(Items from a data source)

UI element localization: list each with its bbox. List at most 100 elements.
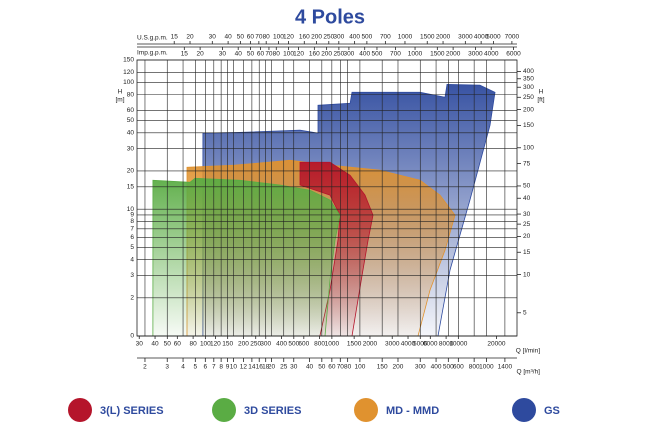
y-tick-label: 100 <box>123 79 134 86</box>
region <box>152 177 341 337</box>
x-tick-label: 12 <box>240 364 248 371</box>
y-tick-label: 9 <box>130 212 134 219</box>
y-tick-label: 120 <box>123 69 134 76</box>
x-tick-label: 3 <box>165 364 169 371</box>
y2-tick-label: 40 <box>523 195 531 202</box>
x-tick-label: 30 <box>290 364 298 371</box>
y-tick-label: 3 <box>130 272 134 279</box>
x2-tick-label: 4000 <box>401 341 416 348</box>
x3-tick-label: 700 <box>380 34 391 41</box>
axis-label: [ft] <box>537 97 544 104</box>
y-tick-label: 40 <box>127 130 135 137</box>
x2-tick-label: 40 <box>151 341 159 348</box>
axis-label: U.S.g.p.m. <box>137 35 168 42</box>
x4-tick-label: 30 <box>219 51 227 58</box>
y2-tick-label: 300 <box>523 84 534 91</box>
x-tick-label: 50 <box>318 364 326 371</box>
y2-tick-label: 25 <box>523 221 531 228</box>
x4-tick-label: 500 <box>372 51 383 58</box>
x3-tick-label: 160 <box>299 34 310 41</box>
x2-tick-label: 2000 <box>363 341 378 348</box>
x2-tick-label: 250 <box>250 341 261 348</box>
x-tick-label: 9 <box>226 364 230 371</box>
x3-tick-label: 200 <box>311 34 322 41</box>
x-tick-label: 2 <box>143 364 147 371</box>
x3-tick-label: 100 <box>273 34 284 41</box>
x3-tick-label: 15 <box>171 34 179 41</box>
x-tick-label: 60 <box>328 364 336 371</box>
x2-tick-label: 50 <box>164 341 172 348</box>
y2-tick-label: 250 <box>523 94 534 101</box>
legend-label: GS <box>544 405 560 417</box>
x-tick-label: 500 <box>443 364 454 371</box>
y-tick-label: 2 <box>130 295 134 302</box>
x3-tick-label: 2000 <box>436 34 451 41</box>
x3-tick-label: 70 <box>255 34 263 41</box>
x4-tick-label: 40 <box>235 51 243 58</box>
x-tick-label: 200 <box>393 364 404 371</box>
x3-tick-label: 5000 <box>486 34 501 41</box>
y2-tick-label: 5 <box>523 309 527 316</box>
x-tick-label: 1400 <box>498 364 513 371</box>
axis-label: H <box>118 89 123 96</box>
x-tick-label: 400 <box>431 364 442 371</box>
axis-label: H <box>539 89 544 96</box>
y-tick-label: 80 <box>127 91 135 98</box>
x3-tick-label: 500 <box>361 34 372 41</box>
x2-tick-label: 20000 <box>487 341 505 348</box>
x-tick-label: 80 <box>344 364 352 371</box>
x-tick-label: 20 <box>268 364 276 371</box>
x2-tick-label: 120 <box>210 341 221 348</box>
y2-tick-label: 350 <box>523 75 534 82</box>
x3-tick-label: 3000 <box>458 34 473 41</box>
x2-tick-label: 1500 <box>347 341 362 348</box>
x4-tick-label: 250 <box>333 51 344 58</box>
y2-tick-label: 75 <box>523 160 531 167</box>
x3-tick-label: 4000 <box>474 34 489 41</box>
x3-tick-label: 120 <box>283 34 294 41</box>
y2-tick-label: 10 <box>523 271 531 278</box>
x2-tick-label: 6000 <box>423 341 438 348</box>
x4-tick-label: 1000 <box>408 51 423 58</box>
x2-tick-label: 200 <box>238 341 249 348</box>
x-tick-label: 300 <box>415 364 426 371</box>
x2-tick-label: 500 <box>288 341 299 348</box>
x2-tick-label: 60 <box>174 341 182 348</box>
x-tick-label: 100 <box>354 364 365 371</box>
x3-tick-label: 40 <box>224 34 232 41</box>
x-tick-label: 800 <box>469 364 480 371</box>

- _Objective_: Repeat every row above word for word, omitting the pictures.

- _Output_:
UI element localization: list each with its bbox. List at most 100 elements.
y-tick-label: 100 <box>123 79 134 86</box>
region <box>152 177 341 337</box>
x-tick-label: 12 <box>240 364 248 371</box>
y-tick-label: 9 <box>130 212 134 219</box>
y-tick-label: 120 <box>123 69 134 76</box>
x-tick-label: 3 <box>165 364 169 371</box>
y2-tick-label: 40 <box>523 195 531 202</box>
x-tick-label: 30 <box>290 364 298 371</box>
y-tick-label: 3 <box>130 272 134 279</box>
x2-tick-label: 4000 <box>401 341 416 348</box>
x3-tick-label: 700 <box>380 34 391 41</box>
axis-label: [ft] <box>537 97 544 104</box>
y-tick-label: 40 <box>127 130 135 137</box>
x2-tick-label: 40 <box>151 341 159 348</box>
axis-label: U.S.g.p.m. <box>137 35 168 42</box>
x4-tick-label: 30 <box>219 51 227 58</box>
y2-tick-label: 300 <box>523 84 534 91</box>
x-tick-label: 50 <box>318 364 326 371</box>
y2-tick-label: 25 <box>523 221 531 228</box>
x4-tick-label: 500 <box>372 51 383 58</box>
x3-tick-label: 160 <box>299 34 310 41</box>
x2-tick-label: 2000 <box>363 341 378 348</box>
x2-tick-label: 250 <box>250 341 261 348</box>
x-tick-label: 9 <box>226 364 230 371</box>
x3-tick-label: 200 <box>311 34 322 41</box>
x-tick-label: 2 <box>143 364 147 371</box>
x3-tick-label: 100 <box>273 34 284 41</box>
x3-tick-label: 15 <box>171 34 179 41</box>
x-tick-label: 60 <box>328 364 336 371</box>
x2-tick-label: 50 <box>164 341 172 348</box>
y2-tick-label: 250 <box>523 94 534 101</box>
legend-label: GS <box>544 405 560 417</box>
x-tick-label: 500 <box>443 364 454 371</box>
y-tick-label: 2 <box>130 295 134 302</box>
x3-tick-label: 2000 <box>436 34 451 41</box>
x3-tick-label: 70 <box>255 34 263 41</box>
x4-tick-label: 40 <box>235 51 243 58</box>
x-tick-label: 200 <box>393 364 404 371</box>
x3-tick-label: 5000 <box>486 34 501 41</box>
y2-tick-label: 5 <box>523 309 527 316</box>
x-tick-label: 1400 <box>498 364 513 371</box>
axis-label: H <box>118 89 123 96</box>
x-tick-label: 400 <box>431 364 442 371</box>
axis-label: H <box>539 89 544 96</box>
y-tick-label: 80 <box>127 91 135 98</box>
x3-tick-label: 500 <box>361 34 372 41</box>
x2-tick-label: 20000 <box>487 341 505 348</box>
x-tick-label: 80 <box>344 364 352 371</box>
x-tick-label: 20 <box>268 364 276 371</box>
x2-tick-label: 120 <box>210 341 221 348</box>
y2-tick-label: 350 <box>523 75 534 82</box>
x3-tick-label: 3000 <box>458 34 473 41</box>
x2-tick-label: 1500 <box>347 341 362 348</box>
x4-tick-label: 250 <box>333 51 344 58</box>
y2-tick-label: 75 <box>523 160 531 167</box>
x3-tick-label: 4000 <box>474 34 489 41</box>
x3-tick-label: 120 <box>283 34 294 41</box>
y2-tick-label: 10 <box>523 271 531 278</box>
x2-tick-label: 6000 <box>423 341 438 348</box>
x4-tick-label: 1000 <box>408 51 423 58</box>
x2-tick-label: 200 <box>238 341 249 348</box>
x-tick-label: 300 <box>415 364 426 371</box>
x2-tick-label: 500 <box>288 341 299 348</box>
x2-tick-label: 60 <box>174 341 182 348</box>
x-tick-label: 100 <box>354 364 365 371</box>
x3-tick-label: 40 <box>224 34 232 41</box>
x-tick-label: 800 <box>469 364 480 371</box>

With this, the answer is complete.